### [Written exercise]
Copy out each line that includes the word "crosswise".

### [Data for this exercise]
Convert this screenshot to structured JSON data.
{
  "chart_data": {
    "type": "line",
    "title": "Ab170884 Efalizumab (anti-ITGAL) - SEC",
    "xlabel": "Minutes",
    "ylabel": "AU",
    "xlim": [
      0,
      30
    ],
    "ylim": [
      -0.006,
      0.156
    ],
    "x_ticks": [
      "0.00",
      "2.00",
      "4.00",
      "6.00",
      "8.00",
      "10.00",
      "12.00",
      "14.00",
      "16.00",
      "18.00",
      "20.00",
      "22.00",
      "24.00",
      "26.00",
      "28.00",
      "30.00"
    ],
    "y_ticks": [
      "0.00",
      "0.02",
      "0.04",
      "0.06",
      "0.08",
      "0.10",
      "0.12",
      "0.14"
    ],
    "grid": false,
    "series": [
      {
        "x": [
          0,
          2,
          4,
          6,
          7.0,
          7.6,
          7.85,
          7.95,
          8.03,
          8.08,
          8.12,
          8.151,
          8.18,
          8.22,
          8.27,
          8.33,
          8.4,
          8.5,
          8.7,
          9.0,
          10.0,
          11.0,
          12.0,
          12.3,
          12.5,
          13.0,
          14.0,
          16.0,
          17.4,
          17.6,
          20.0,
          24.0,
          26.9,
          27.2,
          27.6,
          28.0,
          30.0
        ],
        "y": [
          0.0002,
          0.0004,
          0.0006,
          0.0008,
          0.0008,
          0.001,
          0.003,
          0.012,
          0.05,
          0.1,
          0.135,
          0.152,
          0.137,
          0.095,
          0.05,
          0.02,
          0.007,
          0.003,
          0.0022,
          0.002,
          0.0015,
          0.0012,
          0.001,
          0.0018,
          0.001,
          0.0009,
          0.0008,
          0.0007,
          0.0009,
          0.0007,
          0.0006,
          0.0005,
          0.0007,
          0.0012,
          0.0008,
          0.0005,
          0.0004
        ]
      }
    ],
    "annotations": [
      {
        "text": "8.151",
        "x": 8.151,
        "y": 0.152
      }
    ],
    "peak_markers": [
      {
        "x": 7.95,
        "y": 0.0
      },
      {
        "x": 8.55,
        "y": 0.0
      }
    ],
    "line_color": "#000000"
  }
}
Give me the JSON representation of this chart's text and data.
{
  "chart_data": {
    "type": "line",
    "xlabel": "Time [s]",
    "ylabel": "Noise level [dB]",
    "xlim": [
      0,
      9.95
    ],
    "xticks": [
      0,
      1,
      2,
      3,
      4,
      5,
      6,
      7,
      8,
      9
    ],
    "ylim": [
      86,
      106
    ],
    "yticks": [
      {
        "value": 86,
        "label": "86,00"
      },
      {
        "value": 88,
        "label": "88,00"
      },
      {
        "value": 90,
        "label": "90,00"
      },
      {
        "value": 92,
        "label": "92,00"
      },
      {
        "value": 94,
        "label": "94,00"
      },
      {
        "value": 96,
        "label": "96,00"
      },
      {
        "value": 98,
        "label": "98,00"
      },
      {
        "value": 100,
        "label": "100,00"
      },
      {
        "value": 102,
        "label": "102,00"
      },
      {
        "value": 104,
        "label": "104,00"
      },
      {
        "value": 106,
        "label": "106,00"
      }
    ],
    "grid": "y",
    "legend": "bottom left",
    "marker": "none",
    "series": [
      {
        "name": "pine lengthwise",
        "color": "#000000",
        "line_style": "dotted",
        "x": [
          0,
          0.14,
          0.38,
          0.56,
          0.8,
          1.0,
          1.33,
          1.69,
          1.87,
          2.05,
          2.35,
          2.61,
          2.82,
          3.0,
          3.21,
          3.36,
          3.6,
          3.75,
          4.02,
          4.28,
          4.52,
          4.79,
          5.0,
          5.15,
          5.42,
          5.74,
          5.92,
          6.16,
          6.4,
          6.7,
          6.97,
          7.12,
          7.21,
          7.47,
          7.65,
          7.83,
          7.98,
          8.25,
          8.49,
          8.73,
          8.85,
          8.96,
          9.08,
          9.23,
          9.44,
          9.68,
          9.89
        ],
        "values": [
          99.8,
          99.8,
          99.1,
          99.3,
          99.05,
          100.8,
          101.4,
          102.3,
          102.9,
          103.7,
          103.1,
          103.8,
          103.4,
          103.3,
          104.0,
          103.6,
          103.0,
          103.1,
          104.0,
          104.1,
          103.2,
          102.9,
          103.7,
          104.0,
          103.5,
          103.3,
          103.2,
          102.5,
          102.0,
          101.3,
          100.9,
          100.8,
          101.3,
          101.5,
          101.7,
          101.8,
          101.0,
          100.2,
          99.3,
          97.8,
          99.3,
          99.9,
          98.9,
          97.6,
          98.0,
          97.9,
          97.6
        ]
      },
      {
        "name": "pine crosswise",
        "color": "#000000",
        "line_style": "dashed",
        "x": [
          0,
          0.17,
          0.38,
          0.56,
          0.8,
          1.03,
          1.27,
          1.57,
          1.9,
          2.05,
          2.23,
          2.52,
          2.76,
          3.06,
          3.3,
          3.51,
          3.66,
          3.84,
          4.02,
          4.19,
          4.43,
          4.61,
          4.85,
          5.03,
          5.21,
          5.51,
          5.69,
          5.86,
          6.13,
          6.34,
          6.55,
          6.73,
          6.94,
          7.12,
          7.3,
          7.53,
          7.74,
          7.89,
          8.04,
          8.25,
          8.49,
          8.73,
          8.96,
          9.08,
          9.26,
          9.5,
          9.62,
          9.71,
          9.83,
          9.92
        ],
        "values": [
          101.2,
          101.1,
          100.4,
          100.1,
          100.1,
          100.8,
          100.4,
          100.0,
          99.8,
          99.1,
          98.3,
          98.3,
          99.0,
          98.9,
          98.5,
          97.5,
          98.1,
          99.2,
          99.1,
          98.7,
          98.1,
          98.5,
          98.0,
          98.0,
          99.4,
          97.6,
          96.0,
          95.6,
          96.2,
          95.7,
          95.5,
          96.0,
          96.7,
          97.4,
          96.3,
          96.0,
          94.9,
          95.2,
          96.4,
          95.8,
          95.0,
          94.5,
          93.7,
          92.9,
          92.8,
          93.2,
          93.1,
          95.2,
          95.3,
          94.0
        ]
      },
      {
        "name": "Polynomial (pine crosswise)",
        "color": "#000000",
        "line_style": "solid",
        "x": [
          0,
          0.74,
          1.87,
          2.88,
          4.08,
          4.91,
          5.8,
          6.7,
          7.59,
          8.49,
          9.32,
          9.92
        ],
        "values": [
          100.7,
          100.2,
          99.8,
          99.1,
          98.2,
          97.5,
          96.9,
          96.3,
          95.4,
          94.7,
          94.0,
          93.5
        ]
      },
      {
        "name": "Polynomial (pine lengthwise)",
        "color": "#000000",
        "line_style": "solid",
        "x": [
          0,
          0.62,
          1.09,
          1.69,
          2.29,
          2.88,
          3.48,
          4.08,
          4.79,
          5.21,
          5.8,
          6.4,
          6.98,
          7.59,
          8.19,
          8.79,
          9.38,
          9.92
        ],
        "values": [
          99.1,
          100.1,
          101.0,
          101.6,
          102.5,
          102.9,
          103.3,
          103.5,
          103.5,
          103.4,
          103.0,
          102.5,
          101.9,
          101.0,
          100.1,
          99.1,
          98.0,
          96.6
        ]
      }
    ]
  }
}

### [Finished exercise]
        "name": "pine crosswise",
        "name": "Polynomial (pine crosswise)",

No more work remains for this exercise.